> **DIRECTIONS FOR THIS TASK**: Return the count of lines that mention "апреля", with no other words.

> **SUPPLIED INFORMATION**:
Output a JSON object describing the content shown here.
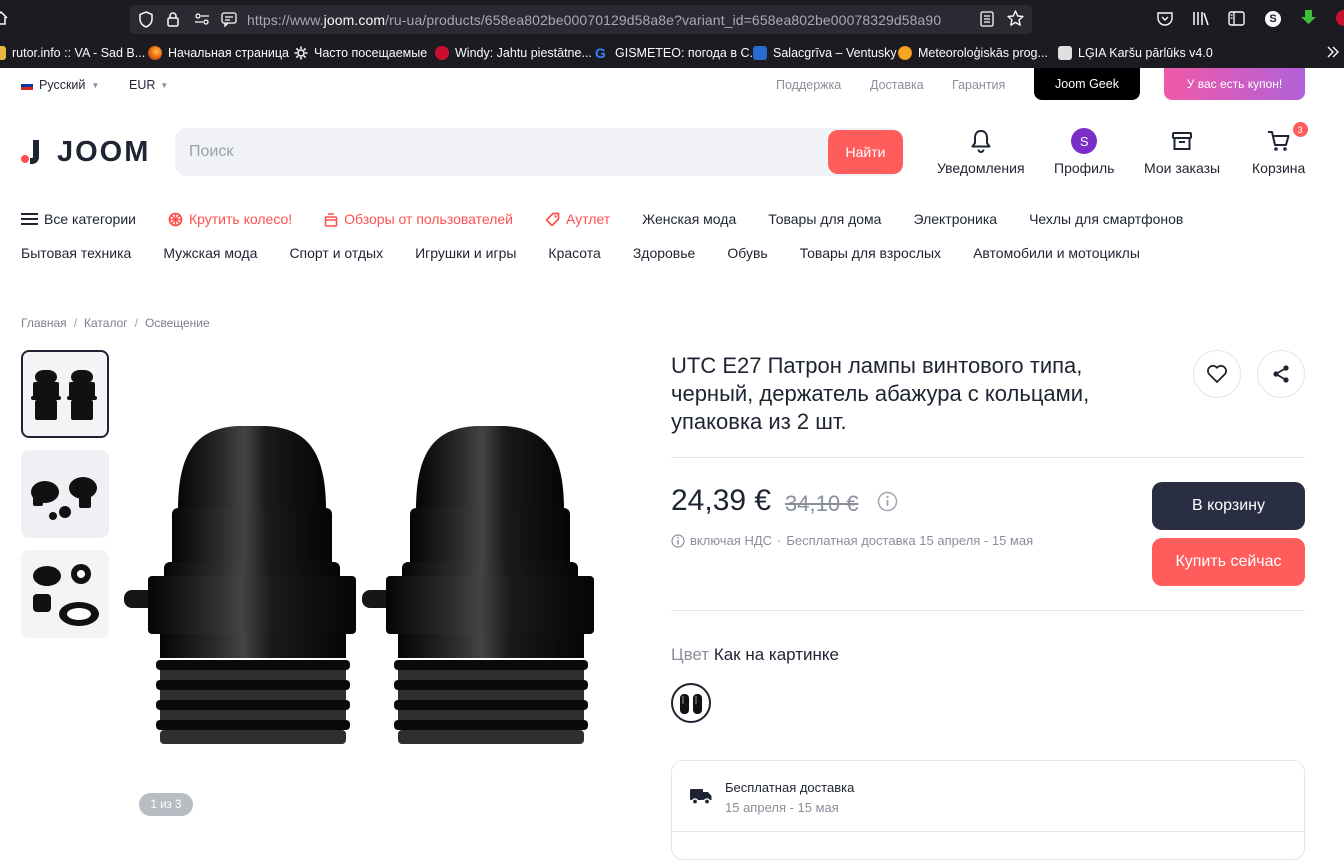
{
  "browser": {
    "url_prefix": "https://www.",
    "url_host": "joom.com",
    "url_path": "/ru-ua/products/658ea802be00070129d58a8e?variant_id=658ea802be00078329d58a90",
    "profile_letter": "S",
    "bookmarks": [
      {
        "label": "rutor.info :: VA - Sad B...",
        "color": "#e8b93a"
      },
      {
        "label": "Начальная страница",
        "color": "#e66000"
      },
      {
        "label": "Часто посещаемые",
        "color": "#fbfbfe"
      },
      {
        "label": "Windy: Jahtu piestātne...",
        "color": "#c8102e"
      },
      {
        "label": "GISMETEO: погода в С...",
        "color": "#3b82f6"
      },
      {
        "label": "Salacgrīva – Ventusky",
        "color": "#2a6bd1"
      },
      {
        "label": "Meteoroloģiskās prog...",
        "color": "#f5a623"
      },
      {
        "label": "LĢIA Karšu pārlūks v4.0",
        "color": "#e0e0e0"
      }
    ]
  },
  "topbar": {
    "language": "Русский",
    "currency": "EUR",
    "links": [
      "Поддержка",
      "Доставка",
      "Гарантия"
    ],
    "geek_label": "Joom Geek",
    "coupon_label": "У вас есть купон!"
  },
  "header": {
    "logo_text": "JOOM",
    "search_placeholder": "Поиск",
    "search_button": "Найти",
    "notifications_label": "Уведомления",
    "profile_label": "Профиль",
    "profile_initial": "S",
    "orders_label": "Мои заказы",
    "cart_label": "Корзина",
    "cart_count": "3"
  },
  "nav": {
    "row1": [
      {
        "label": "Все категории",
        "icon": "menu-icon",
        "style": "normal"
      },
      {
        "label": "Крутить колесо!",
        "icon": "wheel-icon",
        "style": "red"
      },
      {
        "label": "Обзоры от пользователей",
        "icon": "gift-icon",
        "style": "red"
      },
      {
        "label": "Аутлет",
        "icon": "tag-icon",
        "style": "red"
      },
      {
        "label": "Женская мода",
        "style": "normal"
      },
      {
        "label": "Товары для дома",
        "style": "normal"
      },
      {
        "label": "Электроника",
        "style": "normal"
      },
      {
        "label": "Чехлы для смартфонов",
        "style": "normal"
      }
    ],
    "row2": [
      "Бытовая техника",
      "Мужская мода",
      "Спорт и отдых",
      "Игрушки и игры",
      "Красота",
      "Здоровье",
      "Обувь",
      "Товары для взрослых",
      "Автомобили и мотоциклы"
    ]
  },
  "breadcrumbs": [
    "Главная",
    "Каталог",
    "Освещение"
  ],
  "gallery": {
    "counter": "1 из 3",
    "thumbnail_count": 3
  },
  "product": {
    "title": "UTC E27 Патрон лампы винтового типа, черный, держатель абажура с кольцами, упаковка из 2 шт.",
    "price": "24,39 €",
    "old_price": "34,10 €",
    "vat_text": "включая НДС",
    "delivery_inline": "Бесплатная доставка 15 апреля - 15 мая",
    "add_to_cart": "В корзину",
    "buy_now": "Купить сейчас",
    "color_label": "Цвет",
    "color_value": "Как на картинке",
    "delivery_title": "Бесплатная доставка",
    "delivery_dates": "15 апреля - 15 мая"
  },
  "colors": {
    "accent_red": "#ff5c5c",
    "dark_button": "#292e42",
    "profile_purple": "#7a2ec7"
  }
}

--

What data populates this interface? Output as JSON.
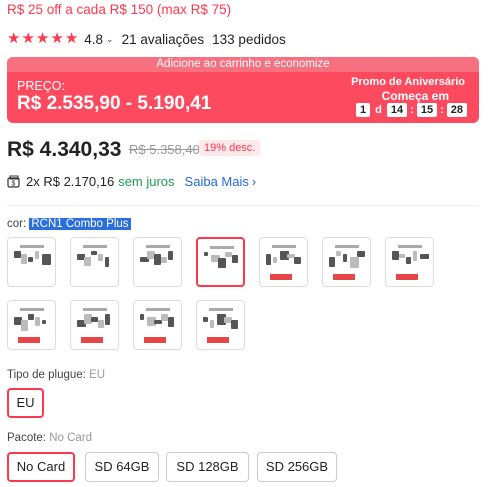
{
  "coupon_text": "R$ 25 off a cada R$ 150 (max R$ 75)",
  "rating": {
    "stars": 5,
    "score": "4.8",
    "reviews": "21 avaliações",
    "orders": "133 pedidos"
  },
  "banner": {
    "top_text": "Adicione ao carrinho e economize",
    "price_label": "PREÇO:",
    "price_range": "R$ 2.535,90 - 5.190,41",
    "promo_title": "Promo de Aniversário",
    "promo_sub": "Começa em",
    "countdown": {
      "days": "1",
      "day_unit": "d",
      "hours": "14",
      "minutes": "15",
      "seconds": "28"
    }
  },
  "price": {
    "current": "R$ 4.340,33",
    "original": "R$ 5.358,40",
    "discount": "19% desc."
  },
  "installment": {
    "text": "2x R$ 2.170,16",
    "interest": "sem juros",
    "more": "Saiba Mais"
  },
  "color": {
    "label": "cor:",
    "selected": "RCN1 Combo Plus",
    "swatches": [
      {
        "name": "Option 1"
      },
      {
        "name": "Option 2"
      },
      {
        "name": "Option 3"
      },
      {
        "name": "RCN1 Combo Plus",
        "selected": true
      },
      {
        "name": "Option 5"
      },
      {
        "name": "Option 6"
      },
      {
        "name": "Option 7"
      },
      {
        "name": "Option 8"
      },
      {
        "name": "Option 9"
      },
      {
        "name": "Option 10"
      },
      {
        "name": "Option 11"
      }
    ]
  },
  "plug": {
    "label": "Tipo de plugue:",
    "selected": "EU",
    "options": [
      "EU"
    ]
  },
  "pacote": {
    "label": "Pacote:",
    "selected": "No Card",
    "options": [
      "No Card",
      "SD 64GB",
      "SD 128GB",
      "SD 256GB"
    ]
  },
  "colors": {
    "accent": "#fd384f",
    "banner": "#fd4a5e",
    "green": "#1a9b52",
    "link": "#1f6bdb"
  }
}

* * *

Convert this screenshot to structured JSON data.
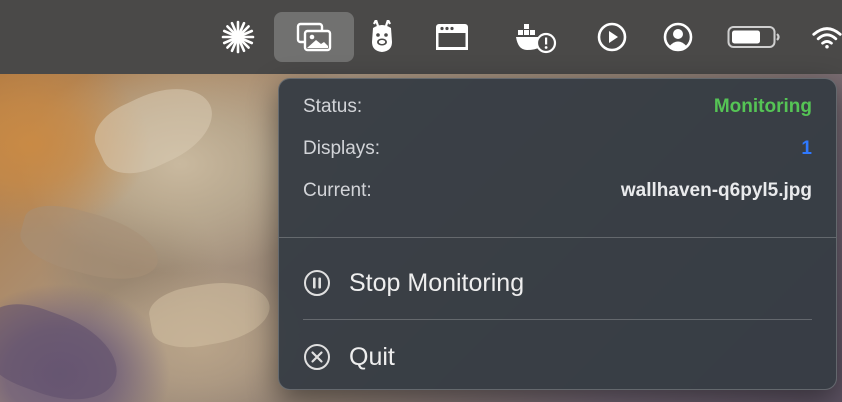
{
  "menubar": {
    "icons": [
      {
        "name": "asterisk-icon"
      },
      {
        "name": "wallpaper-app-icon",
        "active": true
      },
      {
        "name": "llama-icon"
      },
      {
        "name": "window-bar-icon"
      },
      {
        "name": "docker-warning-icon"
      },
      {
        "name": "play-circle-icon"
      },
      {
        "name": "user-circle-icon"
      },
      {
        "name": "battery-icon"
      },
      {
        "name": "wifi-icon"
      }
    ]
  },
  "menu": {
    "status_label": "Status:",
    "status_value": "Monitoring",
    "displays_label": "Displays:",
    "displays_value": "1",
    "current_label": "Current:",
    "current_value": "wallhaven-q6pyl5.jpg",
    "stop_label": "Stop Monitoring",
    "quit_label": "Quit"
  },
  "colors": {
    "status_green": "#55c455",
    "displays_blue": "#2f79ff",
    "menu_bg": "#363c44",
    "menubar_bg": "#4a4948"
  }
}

> **OUTPUT FOR THIS EXERCISE**: 2